- WHAT YOU HAVE TO DO -
An exact reproduction of the records is required, with all images left out.

— begin —

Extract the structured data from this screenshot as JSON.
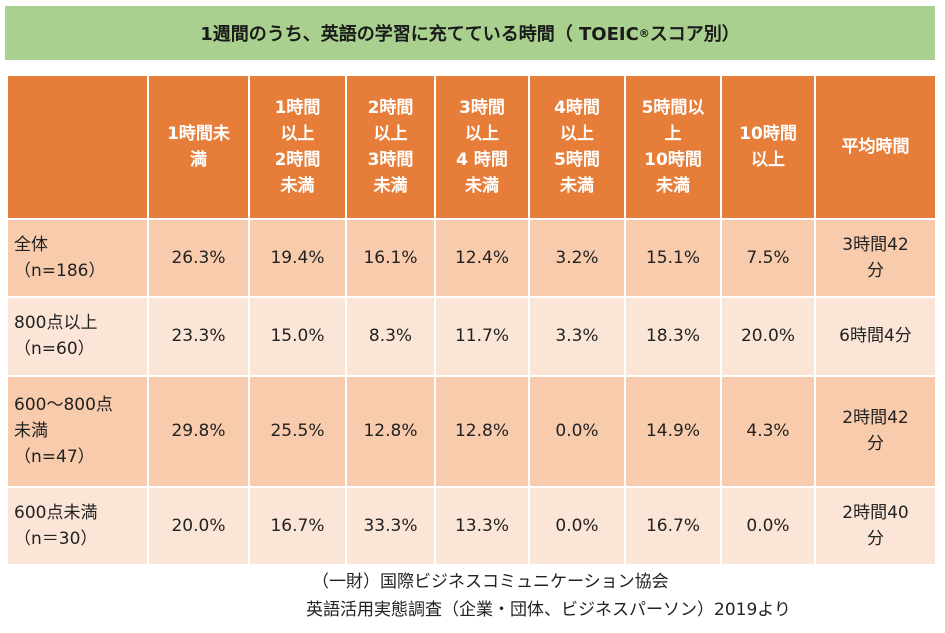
{
  "title": {
    "main": "1週間のうち、英語の学習に充てている時間（ TOEIC",
    "reg": "®",
    "end": "スコア別）"
  },
  "chart_data": {
    "type": "table",
    "columns": [
      "",
      "1時間未\n満",
      "1時間\n以上\n2時間\n未満",
      "2時間\n以上\n3時間\n未満",
      "3時間\n以上\n4 時間\n未満",
      "4時間\n以上\n5時間\n未満",
      "5時間以\n上\n10時間\n未満",
      "10時間\n以上",
      "平均時間"
    ],
    "rows": [
      {
        "label": "全体\n（n=186）",
        "values": [
          "26.3%",
          "19.4%",
          "16.1%",
          "12.4%",
          "3.2%",
          "15.1%",
          "7.5%",
          "3時間42\n分"
        ]
      },
      {
        "label": "800点以上\n（n=60）",
        "values": [
          "23.3%",
          "15.0%",
          "8.3%",
          "11.7%",
          "3.3%",
          "18.3%",
          "20.0%",
          "6時間4分"
        ]
      },
      {
        "label": "600〜800点\n未満\n（n=47）",
        "values": [
          "29.8%",
          "25.5%",
          "12.8%",
          "12.8%",
          "0.0%",
          "14.9%",
          "4.3%",
          "2時間42\n分"
        ]
      },
      {
        "label": "600点未満\n（n＝30）",
        "values": [
          "20.0%",
          "16.7%",
          "33.3%",
          "13.3%",
          "0.0%",
          "16.7%",
          "0.0%",
          "2時間40\n分"
        ]
      }
    ]
  },
  "source": {
    "line1": "（一財）国際ビジネスコミュニケーション協会",
    "line2": "英語活用実態調査（企業・団体、ビジネスパーソン）2019より"
  },
  "colors": {
    "title_bg": "#a9d08e",
    "header_bg": "#e67e3a",
    "row_dark": "#f8cbad",
    "row_light": "#fbe5d6"
  }
}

— end —

- RESPONSE -
Extract the structured data from this screenshot as JSON.
{
  "title": {
    "main": "1週間のうち、英語の学習に充てている時間（ TOEIC",
    "reg": "®",
    "end": "スコア別）"
  },
  "chart_data": {
    "type": "table",
    "columns": [
      "",
      "1時間未\n満",
      "1時間\n以上\n2時間\n未満",
      "2時間\n以上\n3時間\n未満",
      "3時間\n以上\n4 時間\n未満",
      "4時間\n以上\n5時間\n未満",
      "5時間以\n上\n10時間\n未満",
      "10時間\n以上",
      "平均時間"
    ],
    "rows": [
      {
        "label": "全体\n（n=186）",
        "values": [
          "26.3%",
          "19.4%",
          "16.1%",
          "12.4%",
          "3.2%",
          "15.1%",
          "7.5%",
          "3時間42\n分"
        ]
      },
      {
        "label": "800点以上\n（n=60）",
        "values": [
          "23.3%",
          "15.0%",
          "8.3%",
          "11.7%",
          "3.3%",
          "18.3%",
          "20.0%",
          "6時間4分"
        ]
      },
      {
        "label": "600〜800点\n未満\n（n=47）",
        "values": [
          "29.8%",
          "25.5%",
          "12.8%",
          "12.8%",
          "0.0%",
          "14.9%",
          "4.3%",
          "2時間42\n分"
        ]
      },
      {
        "label": "600点未満\n（n＝30）",
        "values": [
          "20.0%",
          "16.7%",
          "33.3%",
          "13.3%",
          "0.0%",
          "16.7%",
          "0.0%",
          "2時間40\n分"
        ]
      }
    ]
  },
  "source": {
    "line1": "（一財）国際ビジネスコミュニケーション協会",
    "line2": "英語活用実態調査（企業・団体、ビジネスパーソン）2019より"
  },
  "colors": {
    "title_bg": "#a9d08e",
    "header_bg": "#e67e3a",
    "row_dark": "#f8cbad",
    "row_light": "#fbe5d6"
  }
}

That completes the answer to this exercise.